[Start]

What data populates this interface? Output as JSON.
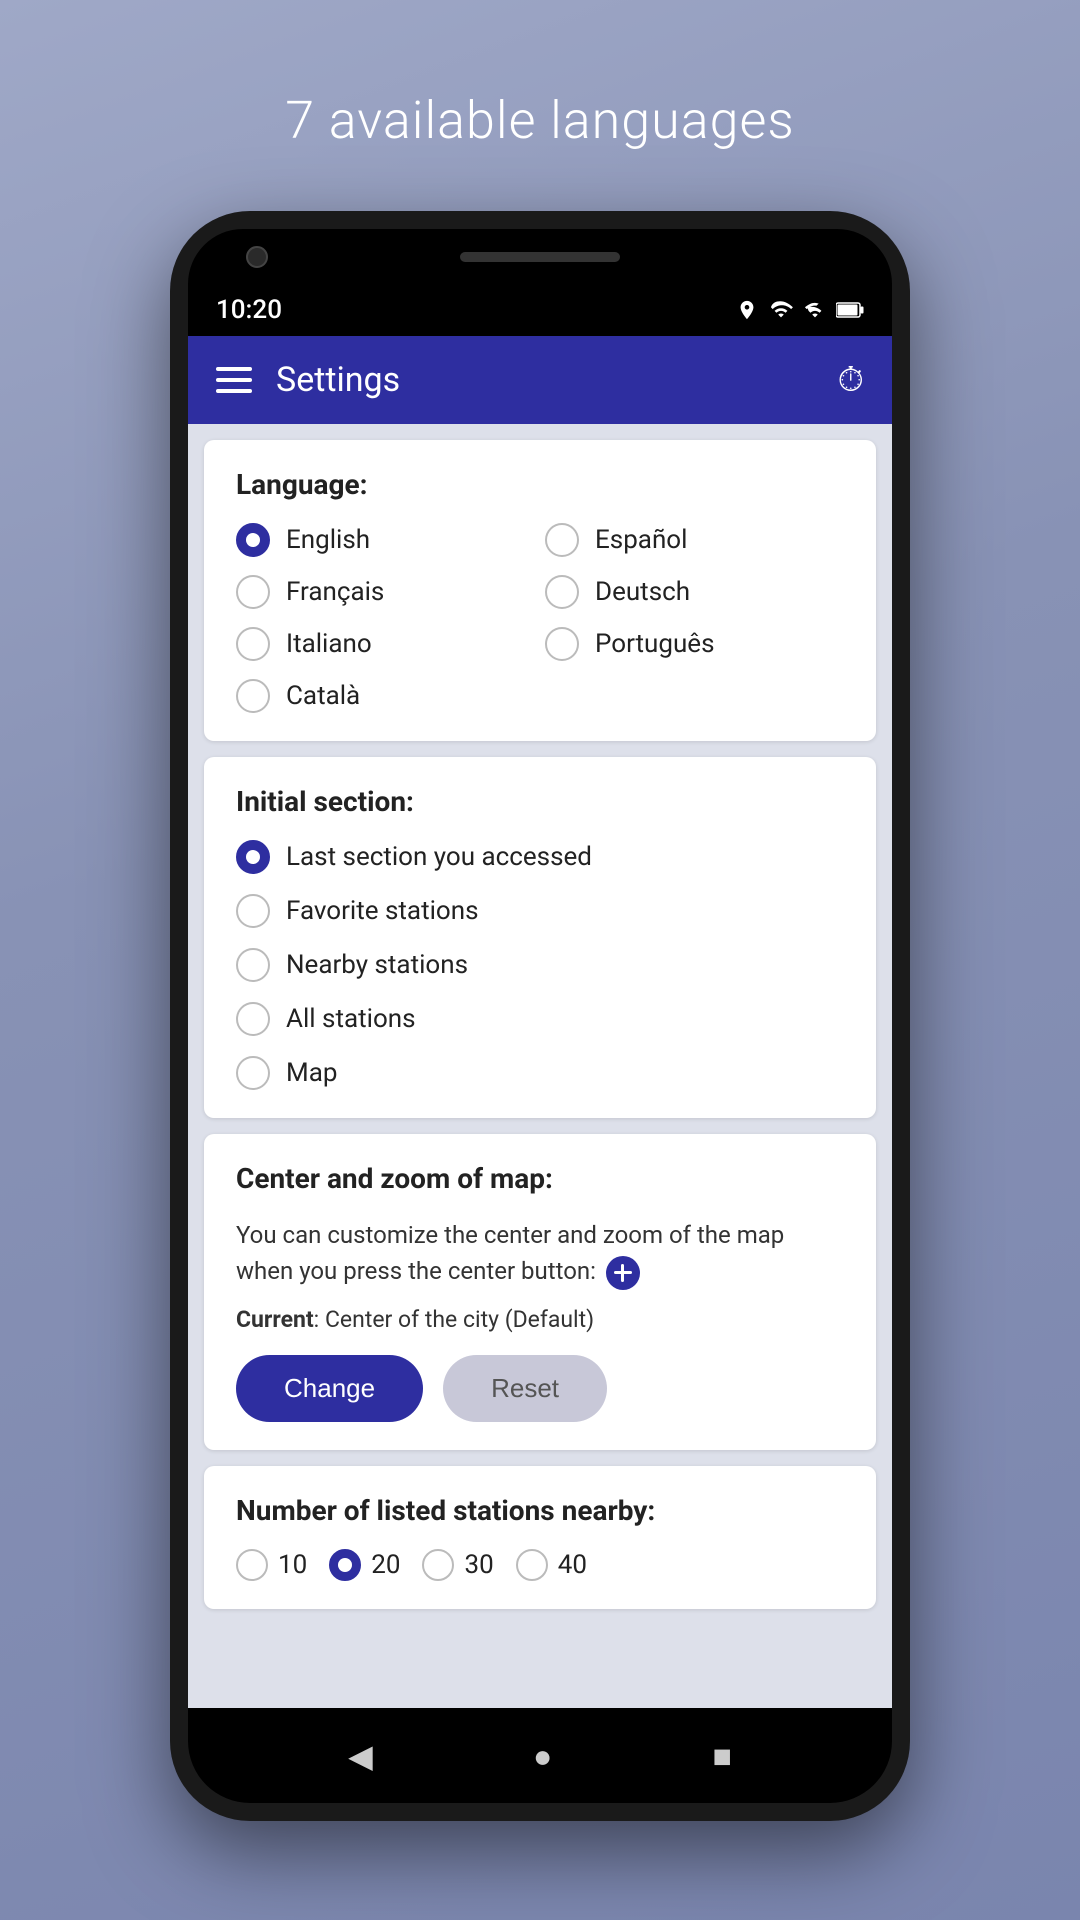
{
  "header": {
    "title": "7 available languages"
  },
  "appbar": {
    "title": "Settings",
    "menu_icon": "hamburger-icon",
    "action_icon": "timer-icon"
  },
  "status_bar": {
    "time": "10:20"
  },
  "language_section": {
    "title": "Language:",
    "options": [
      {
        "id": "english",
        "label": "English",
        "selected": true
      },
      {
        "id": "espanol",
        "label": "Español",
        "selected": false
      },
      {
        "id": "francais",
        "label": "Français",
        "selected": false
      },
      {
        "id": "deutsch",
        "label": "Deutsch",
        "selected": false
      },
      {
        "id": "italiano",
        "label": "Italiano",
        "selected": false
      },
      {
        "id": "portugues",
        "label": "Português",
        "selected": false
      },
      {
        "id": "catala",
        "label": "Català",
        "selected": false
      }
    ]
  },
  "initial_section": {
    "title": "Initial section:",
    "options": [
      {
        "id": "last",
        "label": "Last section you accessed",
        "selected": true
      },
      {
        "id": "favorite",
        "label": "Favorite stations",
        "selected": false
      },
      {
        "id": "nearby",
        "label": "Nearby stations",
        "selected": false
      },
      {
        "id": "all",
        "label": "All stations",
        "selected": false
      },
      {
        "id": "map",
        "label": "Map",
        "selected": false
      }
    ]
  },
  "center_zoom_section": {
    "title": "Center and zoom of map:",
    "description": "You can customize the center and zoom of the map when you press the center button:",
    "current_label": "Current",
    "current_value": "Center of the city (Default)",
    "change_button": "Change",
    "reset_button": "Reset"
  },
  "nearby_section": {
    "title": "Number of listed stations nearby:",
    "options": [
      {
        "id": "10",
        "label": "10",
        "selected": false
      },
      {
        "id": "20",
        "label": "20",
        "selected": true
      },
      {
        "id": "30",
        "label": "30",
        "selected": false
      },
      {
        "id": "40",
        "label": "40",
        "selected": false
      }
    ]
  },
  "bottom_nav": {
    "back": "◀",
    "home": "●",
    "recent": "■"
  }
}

[End]

Gather up, from the records above, each line where the word "icon" appears.

    "menu_icon": "hamburger-icon",
    "action_icon": "timer-icon"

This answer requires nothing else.